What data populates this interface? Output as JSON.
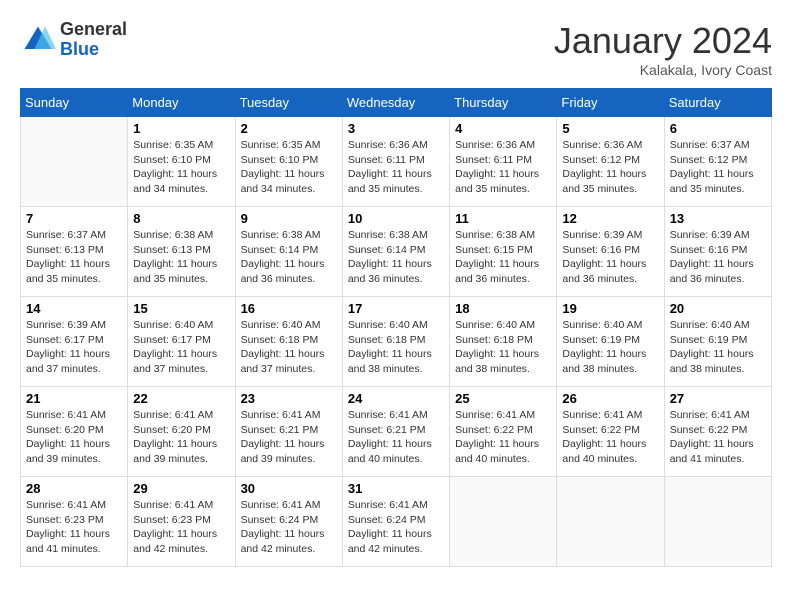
{
  "logo": {
    "general": "General",
    "blue": "Blue"
  },
  "title": "January 2024",
  "location": "Kalakala, Ivory Coast",
  "days_header": [
    "Sunday",
    "Monday",
    "Tuesday",
    "Wednesday",
    "Thursday",
    "Friday",
    "Saturday"
  ],
  "weeks": [
    [
      {
        "day": "",
        "info": ""
      },
      {
        "day": "1",
        "info": "Sunrise: 6:35 AM\nSunset: 6:10 PM\nDaylight: 11 hours\nand 34 minutes."
      },
      {
        "day": "2",
        "info": "Sunrise: 6:35 AM\nSunset: 6:10 PM\nDaylight: 11 hours\nand 34 minutes."
      },
      {
        "day": "3",
        "info": "Sunrise: 6:36 AM\nSunset: 6:11 PM\nDaylight: 11 hours\nand 35 minutes."
      },
      {
        "day": "4",
        "info": "Sunrise: 6:36 AM\nSunset: 6:11 PM\nDaylight: 11 hours\nand 35 minutes."
      },
      {
        "day": "5",
        "info": "Sunrise: 6:36 AM\nSunset: 6:12 PM\nDaylight: 11 hours\nand 35 minutes."
      },
      {
        "day": "6",
        "info": "Sunrise: 6:37 AM\nSunset: 6:12 PM\nDaylight: 11 hours\nand 35 minutes."
      }
    ],
    [
      {
        "day": "7",
        "info": "Sunrise: 6:37 AM\nSunset: 6:13 PM\nDaylight: 11 hours\nand 35 minutes."
      },
      {
        "day": "8",
        "info": "Sunrise: 6:38 AM\nSunset: 6:13 PM\nDaylight: 11 hours\nand 35 minutes."
      },
      {
        "day": "9",
        "info": "Sunrise: 6:38 AM\nSunset: 6:14 PM\nDaylight: 11 hours\nand 36 minutes."
      },
      {
        "day": "10",
        "info": "Sunrise: 6:38 AM\nSunset: 6:14 PM\nDaylight: 11 hours\nand 36 minutes."
      },
      {
        "day": "11",
        "info": "Sunrise: 6:38 AM\nSunset: 6:15 PM\nDaylight: 11 hours\nand 36 minutes."
      },
      {
        "day": "12",
        "info": "Sunrise: 6:39 AM\nSunset: 6:16 PM\nDaylight: 11 hours\nand 36 minutes."
      },
      {
        "day": "13",
        "info": "Sunrise: 6:39 AM\nSunset: 6:16 PM\nDaylight: 11 hours\nand 36 minutes."
      }
    ],
    [
      {
        "day": "14",
        "info": "Sunrise: 6:39 AM\nSunset: 6:17 PM\nDaylight: 11 hours\nand 37 minutes."
      },
      {
        "day": "15",
        "info": "Sunrise: 6:40 AM\nSunset: 6:17 PM\nDaylight: 11 hours\nand 37 minutes."
      },
      {
        "day": "16",
        "info": "Sunrise: 6:40 AM\nSunset: 6:18 PM\nDaylight: 11 hours\nand 37 minutes."
      },
      {
        "day": "17",
        "info": "Sunrise: 6:40 AM\nSunset: 6:18 PM\nDaylight: 11 hours\nand 38 minutes."
      },
      {
        "day": "18",
        "info": "Sunrise: 6:40 AM\nSunset: 6:18 PM\nDaylight: 11 hours\nand 38 minutes."
      },
      {
        "day": "19",
        "info": "Sunrise: 6:40 AM\nSunset: 6:19 PM\nDaylight: 11 hours\nand 38 minutes."
      },
      {
        "day": "20",
        "info": "Sunrise: 6:40 AM\nSunset: 6:19 PM\nDaylight: 11 hours\nand 38 minutes."
      }
    ],
    [
      {
        "day": "21",
        "info": "Sunrise: 6:41 AM\nSunset: 6:20 PM\nDaylight: 11 hours\nand 39 minutes."
      },
      {
        "day": "22",
        "info": "Sunrise: 6:41 AM\nSunset: 6:20 PM\nDaylight: 11 hours\nand 39 minutes."
      },
      {
        "day": "23",
        "info": "Sunrise: 6:41 AM\nSunset: 6:21 PM\nDaylight: 11 hours\nand 39 minutes."
      },
      {
        "day": "24",
        "info": "Sunrise: 6:41 AM\nSunset: 6:21 PM\nDaylight: 11 hours\nand 40 minutes."
      },
      {
        "day": "25",
        "info": "Sunrise: 6:41 AM\nSunset: 6:22 PM\nDaylight: 11 hours\nand 40 minutes."
      },
      {
        "day": "26",
        "info": "Sunrise: 6:41 AM\nSunset: 6:22 PM\nDaylight: 11 hours\nand 40 minutes."
      },
      {
        "day": "27",
        "info": "Sunrise: 6:41 AM\nSunset: 6:22 PM\nDaylight: 11 hours\nand 41 minutes."
      }
    ],
    [
      {
        "day": "28",
        "info": "Sunrise: 6:41 AM\nSunset: 6:23 PM\nDaylight: 11 hours\nand 41 minutes."
      },
      {
        "day": "29",
        "info": "Sunrise: 6:41 AM\nSunset: 6:23 PM\nDaylight: 11 hours\nand 42 minutes."
      },
      {
        "day": "30",
        "info": "Sunrise: 6:41 AM\nSunset: 6:24 PM\nDaylight: 11 hours\nand 42 minutes."
      },
      {
        "day": "31",
        "info": "Sunrise: 6:41 AM\nSunset: 6:24 PM\nDaylight: 11 hours\nand 42 minutes."
      },
      {
        "day": "",
        "info": ""
      },
      {
        "day": "",
        "info": ""
      },
      {
        "day": "",
        "info": ""
      }
    ]
  ]
}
# # # # # # #
» **YOUR TASK**: Reproduce the listing word for word and omit its pictures.

» **SOLUTION TO THIS PROBLEM**:
What data populates this interface? Output as JSON.
{
  "logo": {
    "general": "General",
    "blue": "Blue"
  },
  "title": "January 2024",
  "location": "Kalakala, Ivory Coast",
  "days_header": [
    "Sunday",
    "Monday",
    "Tuesday",
    "Wednesday",
    "Thursday",
    "Friday",
    "Saturday"
  ],
  "weeks": [
    [
      {
        "day": "",
        "info": ""
      },
      {
        "day": "1",
        "info": "Sunrise: 6:35 AM\nSunset: 6:10 PM\nDaylight: 11 hours\nand 34 minutes."
      },
      {
        "day": "2",
        "info": "Sunrise: 6:35 AM\nSunset: 6:10 PM\nDaylight: 11 hours\nand 34 minutes."
      },
      {
        "day": "3",
        "info": "Sunrise: 6:36 AM\nSunset: 6:11 PM\nDaylight: 11 hours\nand 35 minutes."
      },
      {
        "day": "4",
        "info": "Sunrise: 6:36 AM\nSunset: 6:11 PM\nDaylight: 11 hours\nand 35 minutes."
      },
      {
        "day": "5",
        "info": "Sunrise: 6:36 AM\nSunset: 6:12 PM\nDaylight: 11 hours\nand 35 minutes."
      },
      {
        "day": "6",
        "info": "Sunrise: 6:37 AM\nSunset: 6:12 PM\nDaylight: 11 hours\nand 35 minutes."
      }
    ],
    [
      {
        "day": "7",
        "info": "Sunrise: 6:37 AM\nSunset: 6:13 PM\nDaylight: 11 hours\nand 35 minutes."
      },
      {
        "day": "8",
        "info": "Sunrise: 6:38 AM\nSunset: 6:13 PM\nDaylight: 11 hours\nand 35 minutes."
      },
      {
        "day": "9",
        "info": "Sunrise: 6:38 AM\nSunset: 6:14 PM\nDaylight: 11 hours\nand 36 minutes."
      },
      {
        "day": "10",
        "info": "Sunrise: 6:38 AM\nSunset: 6:14 PM\nDaylight: 11 hours\nand 36 minutes."
      },
      {
        "day": "11",
        "info": "Sunrise: 6:38 AM\nSunset: 6:15 PM\nDaylight: 11 hours\nand 36 minutes."
      },
      {
        "day": "12",
        "info": "Sunrise: 6:39 AM\nSunset: 6:16 PM\nDaylight: 11 hours\nand 36 minutes."
      },
      {
        "day": "13",
        "info": "Sunrise: 6:39 AM\nSunset: 6:16 PM\nDaylight: 11 hours\nand 36 minutes."
      }
    ],
    [
      {
        "day": "14",
        "info": "Sunrise: 6:39 AM\nSunset: 6:17 PM\nDaylight: 11 hours\nand 37 minutes."
      },
      {
        "day": "15",
        "info": "Sunrise: 6:40 AM\nSunset: 6:17 PM\nDaylight: 11 hours\nand 37 minutes."
      },
      {
        "day": "16",
        "info": "Sunrise: 6:40 AM\nSunset: 6:18 PM\nDaylight: 11 hours\nand 37 minutes."
      },
      {
        "day": "17",
        "info": "Sunrise: 6:40 AM\nSunset: 6:18 PM\nDaylight: 11 hours\nand 38 minutes."
      },
      {
        "day": "18",
        "info": "Sunrise: 6:40 AM\nSunset: 6:18 PM\nDaylight: 11 hours\nand 38 minutes."
      },
      {
        "day": "19",
        "info": "Sunrise: 6:40 AM\nSunset: 6:19 PM\nDaylight: 11 hours\nand 38 minutes."
      },
      {
        "day": "20",
        "info": "Sunrise: 6:40 AM\nSunset: 6:19 PM\nDaylight: 11 hours\nand 38 minutes."
      }
    ],
    [
      {
        "day": "21",
        "info": "Sunrise: 6:41 AM\nSunset: 6:20 PM\nDaylight: 11 hours\nand 39 minutes."
      },
      {
        "day": "22",
        "info": "Sunrise: 6:41 AM\nSunset: 6:20 PM\nDaylight: 11 hours\nand 39 minutes."
      },
      {
        "day": "23",
        "info": "Sunrise: 6:41 AM\nSunset: 6:21 PM\nDaylight: 11 hours\nand 39 minutes."
      },
      {
        "day": "24",
        "info": "Sunrise: 6:41 AM\nSunset: 6:21 PM\nDaylight: 11 hours\nand 40 minutes."
      },
      {
        "day": "25",
        "info": "Sunrise: 6:41 AM\nSunset: 6:22 PM\nDaylight: 11 hours\nand 40 minutes."
      },
      {
        "day": "26",
        "info": "Sunrise: 6:41 AM\nSunset: 6:22 PM\nDaylight: 11 hours\nand 40 minutes."
      },
      {
        "day": "27",
        "info": "Sunrise: 6:41 AM\nSunset: 6:22 PM\nDaylight: 11 hours\nand 41 minutes."
      }
    ],
    [
      {
        "day": "28",
        "info": "Sunrise: 6:41 AM\nSunset: 6:23 PM\nDaylight: 11 hours\nand 41 minutes."
      },
      {
        "day": "29",
        "info": "Sunrise: 6:41 AM\nSunset: 6:23 PM\nDaylight: 11 hours\nand 42 minutes."
      },
      {
        "day": "30",
        "info": "Sunrise: 6:41 AM\nSunset: 6:24 PM\nDaylight: 11 hours\nand 42 minutes."
      },
      {
        "day": "31",
        "info": "Sunrise: 6:41 AM\nSunset: 6:24 PM\nDaylight: 11 hours\nand 42 minutes."
      },
      {
        "day": "",
        "info": ""
      },
      {
        "day": "",
        "info": ""
      },
      {
        "day": "",
        "info": ""
      }
    ]
  ]
}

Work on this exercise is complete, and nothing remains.